- **PROBLEM REQUIREMENTS**
From the entries below, gather each line containing the word "Organizando".

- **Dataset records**

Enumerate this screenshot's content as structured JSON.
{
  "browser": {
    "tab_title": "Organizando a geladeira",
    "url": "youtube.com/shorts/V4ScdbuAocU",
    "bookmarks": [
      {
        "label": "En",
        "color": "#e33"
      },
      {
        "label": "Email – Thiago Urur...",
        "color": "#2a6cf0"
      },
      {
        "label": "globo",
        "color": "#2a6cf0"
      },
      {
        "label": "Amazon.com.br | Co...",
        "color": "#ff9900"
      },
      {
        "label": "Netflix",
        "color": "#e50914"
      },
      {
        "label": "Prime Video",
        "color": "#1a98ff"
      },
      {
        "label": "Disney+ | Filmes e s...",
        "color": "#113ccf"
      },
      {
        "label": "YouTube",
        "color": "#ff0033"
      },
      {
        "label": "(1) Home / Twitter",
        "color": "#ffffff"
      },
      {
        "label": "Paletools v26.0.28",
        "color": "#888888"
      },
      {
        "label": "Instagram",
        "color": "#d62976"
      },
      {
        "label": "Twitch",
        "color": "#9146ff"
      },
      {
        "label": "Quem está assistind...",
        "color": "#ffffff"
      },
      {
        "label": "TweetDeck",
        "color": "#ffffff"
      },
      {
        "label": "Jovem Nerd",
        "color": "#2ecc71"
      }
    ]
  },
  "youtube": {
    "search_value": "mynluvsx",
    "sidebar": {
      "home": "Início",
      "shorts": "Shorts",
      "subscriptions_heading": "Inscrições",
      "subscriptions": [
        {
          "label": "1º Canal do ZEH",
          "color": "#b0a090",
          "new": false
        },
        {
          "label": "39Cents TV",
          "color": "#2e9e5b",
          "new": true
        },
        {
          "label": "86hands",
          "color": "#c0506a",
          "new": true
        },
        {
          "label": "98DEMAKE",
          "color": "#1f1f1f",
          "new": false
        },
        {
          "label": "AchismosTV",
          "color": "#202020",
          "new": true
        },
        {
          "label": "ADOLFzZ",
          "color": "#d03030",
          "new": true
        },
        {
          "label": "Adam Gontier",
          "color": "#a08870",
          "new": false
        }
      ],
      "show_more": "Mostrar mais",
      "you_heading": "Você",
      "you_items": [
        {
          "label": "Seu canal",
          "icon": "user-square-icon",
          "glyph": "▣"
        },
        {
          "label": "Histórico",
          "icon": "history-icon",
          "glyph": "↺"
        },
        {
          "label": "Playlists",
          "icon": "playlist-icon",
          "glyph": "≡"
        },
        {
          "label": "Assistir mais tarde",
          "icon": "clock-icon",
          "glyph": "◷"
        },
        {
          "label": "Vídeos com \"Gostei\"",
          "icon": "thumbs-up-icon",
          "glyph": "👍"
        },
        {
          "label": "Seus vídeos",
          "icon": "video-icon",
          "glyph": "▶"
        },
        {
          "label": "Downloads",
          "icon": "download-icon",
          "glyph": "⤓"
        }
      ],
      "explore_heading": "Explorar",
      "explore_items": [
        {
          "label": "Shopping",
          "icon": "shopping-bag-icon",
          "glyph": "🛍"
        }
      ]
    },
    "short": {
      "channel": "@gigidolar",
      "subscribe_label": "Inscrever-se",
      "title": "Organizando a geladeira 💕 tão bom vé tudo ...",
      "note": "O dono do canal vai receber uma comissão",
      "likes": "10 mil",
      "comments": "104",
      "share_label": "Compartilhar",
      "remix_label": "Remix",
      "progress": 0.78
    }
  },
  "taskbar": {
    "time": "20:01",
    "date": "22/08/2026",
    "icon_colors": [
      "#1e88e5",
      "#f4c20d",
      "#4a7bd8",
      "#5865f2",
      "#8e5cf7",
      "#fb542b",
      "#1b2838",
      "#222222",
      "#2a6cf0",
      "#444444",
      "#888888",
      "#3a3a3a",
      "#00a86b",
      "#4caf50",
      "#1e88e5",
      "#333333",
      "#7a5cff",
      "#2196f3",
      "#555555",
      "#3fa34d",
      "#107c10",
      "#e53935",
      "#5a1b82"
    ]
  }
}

- **RESULT FOR THIS EXERCISE**
    "tab_title": "Organizando a geladeira",
      "title": "Organizando a geladeira 💕 tão bom vé tudo ...",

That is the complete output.